-------- Texto para revisão --------

Resultados e discussão
Informações sobre DLRI para estavam disponíveis para 3.198, 3.002 e 2.601 crianças em cada ano de acompanhamento, respectivamente. No primeiro ano de vida das crianças, cerca de 9% das mães relataram DLRI no domicílio, passando para ± 32% e ± 50% no segundo e terceiro ano de vida da criança. Escolaridade materna e renda familiar (quintis) esteve consistentemente associada de forma positiva a DLRI, sendo cerca de 2 a 3 vezes mais frequentes nas famílias com mães de maior escolaridade e maior quintil de renda em comparação aos grupos de menor escolaridade e renda. A DLRI foi menor entre crianças de mães com sintomas depressivos no segundo e terceiro ano de vida da criança, mas não durante o primeiro ano de vida. A DLRI aumentou escores totais de neurodesenvolvimento infantil nos três anos avaliados: cerca de 8, 13 e 14 pontos maiores nos escores de neurodesenvolvimento em crianças com livros ou revistas infantis em casa. Um estudo realizado por Dowdall et al. (2020) destacou a escassez de pesquisas que avaliaram os efeitos do acesso e estímulo à leitura em crianças na primeira infância e ressaltou a importância de estudos longitudinais com esse enfoque. O contato das crianças com uma linguagem diversificada gramaticalmente desempenha um papel fundamental no desenvolvimento cognitivo. Estudos demonstraram que a velocidade de processamento cognitivo das crianças é influenciada pela quantidade de linguagem que elas ouvem, o que, por sua vez, afeta a maneira como adquirem vocabulário mais tarde. Portanto, um ambiente linguístico estimulante e interações verbais por meio da leitura são importantes para promover o desenvolvimento da linguagem e a aquisição de vocabulário na primeira infância. Populações socialmente vulneráveis são mais impactadas pelas diferenças socioeconômicas da realidade brasileira, portanto, é necessário direcionar atenção e intervenções a estas famílias, o que poderá contribuir para a redução das desigualdades no ambiente escolar e para o desenvolvimento cognitivo e intelectual.

Conclusões/Considerações finais
Informações longitudinais sobre DLRI são importantes para compreensão de potenciais obstáculos para melhor desenvolvimento cognitivo e linguístico na primeira infância. Estes resultados indicam que fatores socioeconômicos afetam a DLRI na primeira infância e chamam atenção para o foco em planejamento e políticas para mitigação destes efeitos. Além disso, destaca os impactos da saúde mental materna na DLRI, bem como os impactos que a DLRI pode ocasionar no neurodesenvolvimento infantil.

--------

● Tarefa 1:
Responda com base no texto para revisão:
(a) Para quantas crianças havia informações sobre DLRI no primeiro ano de acompanhamento?
(b) Em crianças com livros ou revistas infantis em casa, cerca de quantos pontos a mais nos escores de neurodesenvolvimento foram vistos no terceiro ano avaliado?
(c) Qual estudo destacou a escassez de pesquisas sobre os efeitos do acesso e estímulo à leitura na primeira infância?
● Tarefa 2:
Diga se cada afirmação concorda com o texto para revisão e cite as palavras do texto que decidem a resposta:
(a) A DLRI já foi menor entre crianças de mães com sintomas depressivos no primeiro ano de vida.
(b) A DLRI foi cerca de 2 a 3 vezes mais frequente nas famílias com mães de maior escolaridade e maior renda.
(c) No primeiro ano de vida das crianças, cerca de 9% das mães relataram DLRI no domicílio.
● Tarefa 3:
Devolva o trecho do texto para revisão que vai de "Conclusões/Considerações finais" até "no neurodesenvolvimento infantil.", inclusive, sem mudar nada.

-------- Dados em análise --------

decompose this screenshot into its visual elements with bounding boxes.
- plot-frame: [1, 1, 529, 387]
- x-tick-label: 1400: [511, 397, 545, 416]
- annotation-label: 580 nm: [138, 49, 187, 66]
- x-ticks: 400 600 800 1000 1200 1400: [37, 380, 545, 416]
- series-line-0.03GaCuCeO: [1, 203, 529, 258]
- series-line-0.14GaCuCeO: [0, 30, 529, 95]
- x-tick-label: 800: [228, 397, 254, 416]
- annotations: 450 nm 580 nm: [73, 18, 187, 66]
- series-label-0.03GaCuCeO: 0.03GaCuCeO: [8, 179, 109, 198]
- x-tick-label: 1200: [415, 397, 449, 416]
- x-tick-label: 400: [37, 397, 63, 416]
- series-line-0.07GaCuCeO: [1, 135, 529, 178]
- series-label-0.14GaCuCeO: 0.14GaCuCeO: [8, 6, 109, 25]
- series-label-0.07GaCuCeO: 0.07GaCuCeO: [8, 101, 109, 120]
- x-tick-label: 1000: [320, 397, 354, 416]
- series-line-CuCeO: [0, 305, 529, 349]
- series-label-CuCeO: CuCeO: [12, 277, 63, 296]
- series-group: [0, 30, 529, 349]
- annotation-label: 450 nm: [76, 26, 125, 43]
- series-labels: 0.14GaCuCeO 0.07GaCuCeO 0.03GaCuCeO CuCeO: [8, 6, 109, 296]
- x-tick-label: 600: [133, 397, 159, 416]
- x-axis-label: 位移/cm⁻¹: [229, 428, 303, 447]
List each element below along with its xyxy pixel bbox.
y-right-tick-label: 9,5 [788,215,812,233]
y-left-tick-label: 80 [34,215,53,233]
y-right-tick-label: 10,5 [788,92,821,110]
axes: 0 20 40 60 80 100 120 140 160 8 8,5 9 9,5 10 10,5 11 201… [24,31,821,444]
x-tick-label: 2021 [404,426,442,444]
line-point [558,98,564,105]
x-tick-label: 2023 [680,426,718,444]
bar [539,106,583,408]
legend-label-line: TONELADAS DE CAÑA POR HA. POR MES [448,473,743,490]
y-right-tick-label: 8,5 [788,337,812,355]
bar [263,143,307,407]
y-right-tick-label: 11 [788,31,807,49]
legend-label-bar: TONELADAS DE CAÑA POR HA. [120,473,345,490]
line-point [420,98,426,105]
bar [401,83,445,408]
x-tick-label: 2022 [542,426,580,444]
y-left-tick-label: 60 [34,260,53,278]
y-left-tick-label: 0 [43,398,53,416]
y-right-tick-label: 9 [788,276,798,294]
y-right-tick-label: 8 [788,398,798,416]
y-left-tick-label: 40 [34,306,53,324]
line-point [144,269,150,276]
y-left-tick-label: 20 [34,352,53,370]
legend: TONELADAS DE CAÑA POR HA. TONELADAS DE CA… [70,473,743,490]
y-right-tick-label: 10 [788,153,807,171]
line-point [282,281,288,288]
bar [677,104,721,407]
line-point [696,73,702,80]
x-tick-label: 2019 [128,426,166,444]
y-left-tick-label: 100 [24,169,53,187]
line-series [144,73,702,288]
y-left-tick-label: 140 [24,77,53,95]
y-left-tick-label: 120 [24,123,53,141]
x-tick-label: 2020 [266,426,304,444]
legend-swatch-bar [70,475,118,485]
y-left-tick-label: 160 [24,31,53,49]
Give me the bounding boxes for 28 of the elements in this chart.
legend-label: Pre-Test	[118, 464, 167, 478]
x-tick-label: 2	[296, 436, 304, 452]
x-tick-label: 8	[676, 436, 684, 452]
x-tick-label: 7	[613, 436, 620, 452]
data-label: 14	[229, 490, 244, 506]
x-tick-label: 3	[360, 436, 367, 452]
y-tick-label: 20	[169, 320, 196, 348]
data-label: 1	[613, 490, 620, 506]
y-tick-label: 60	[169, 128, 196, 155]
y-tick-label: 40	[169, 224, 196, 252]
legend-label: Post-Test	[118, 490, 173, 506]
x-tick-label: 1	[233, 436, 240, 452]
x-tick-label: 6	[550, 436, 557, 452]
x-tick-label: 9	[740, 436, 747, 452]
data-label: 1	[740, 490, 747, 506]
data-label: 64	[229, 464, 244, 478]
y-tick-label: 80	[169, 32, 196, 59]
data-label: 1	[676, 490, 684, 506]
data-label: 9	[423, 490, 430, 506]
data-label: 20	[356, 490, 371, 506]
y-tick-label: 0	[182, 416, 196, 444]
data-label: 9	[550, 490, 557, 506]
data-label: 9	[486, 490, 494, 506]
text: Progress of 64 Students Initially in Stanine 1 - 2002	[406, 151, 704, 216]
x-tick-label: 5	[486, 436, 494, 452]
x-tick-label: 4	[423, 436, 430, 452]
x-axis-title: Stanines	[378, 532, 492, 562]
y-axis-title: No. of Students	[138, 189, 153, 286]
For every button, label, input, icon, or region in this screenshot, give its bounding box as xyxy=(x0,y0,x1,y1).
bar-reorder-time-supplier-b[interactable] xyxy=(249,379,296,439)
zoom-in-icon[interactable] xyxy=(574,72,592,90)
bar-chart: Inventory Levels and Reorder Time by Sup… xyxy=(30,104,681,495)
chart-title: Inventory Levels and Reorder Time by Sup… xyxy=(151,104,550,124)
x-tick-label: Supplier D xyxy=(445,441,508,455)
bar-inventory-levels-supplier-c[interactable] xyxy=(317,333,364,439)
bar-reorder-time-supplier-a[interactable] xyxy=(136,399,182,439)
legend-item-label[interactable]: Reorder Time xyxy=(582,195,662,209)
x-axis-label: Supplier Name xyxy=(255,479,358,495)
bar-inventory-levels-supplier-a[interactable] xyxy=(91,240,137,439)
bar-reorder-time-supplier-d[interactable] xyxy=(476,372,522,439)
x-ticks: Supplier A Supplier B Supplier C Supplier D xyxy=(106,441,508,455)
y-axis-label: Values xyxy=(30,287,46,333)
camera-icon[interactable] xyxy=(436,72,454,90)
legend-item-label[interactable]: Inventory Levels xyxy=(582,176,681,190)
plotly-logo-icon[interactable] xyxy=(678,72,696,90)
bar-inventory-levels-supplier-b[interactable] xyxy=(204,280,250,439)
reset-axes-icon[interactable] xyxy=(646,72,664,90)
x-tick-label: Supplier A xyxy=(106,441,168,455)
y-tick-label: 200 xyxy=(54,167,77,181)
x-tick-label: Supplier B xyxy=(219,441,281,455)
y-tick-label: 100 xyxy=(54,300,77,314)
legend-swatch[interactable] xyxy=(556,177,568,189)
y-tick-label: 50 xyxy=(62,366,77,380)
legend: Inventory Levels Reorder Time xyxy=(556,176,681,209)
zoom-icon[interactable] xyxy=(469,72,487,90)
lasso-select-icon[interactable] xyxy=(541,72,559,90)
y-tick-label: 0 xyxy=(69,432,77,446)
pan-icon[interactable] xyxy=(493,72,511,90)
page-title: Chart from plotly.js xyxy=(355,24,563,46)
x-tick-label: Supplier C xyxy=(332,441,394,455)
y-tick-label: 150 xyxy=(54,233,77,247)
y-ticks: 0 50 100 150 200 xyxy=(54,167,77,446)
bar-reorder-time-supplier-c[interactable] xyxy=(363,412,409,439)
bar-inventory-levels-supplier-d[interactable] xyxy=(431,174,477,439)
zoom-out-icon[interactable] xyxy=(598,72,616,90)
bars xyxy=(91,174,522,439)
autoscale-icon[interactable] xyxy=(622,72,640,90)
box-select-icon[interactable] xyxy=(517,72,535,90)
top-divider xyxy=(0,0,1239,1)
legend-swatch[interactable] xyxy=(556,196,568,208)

--------

● Resposta 1:
(a) 3.198 crianças.
(b) Cerca de 14 pontos.
(c) Dowdall et al. (2020).

● Resposta 2:
(a) Não: "mas não durante o primeiro ano de vida".
(b) Sim: "sendo cerca de 2 a 3 vezes mais frequentes nas famílias com mães de maior escolaridade e maior quintil de renda".
(c) Sim: "No primeiro ano de vida das crianças, cerca de 9% das mães relataram DLRI no domicílio".

● Resposta 3:
Conclusões/Considerações finais
Informações longitudinais sobre DLRI são importantes para compreensão de potenciais obstáculos para melhor desenvolvimento cognitivo e linguístico na primeira infância. Estes resultados indicam que fatores socioeconômicos afetam a DLRI na primeira infância e chamam atenção para o foco em planejamento e políticas para mitigação destes efeitos. Além disso, destaca os impactos da saúde mental materna na DLRI, bem como os impactos que a DLRI pode ocasionar no neurodesenvolvimento infantil.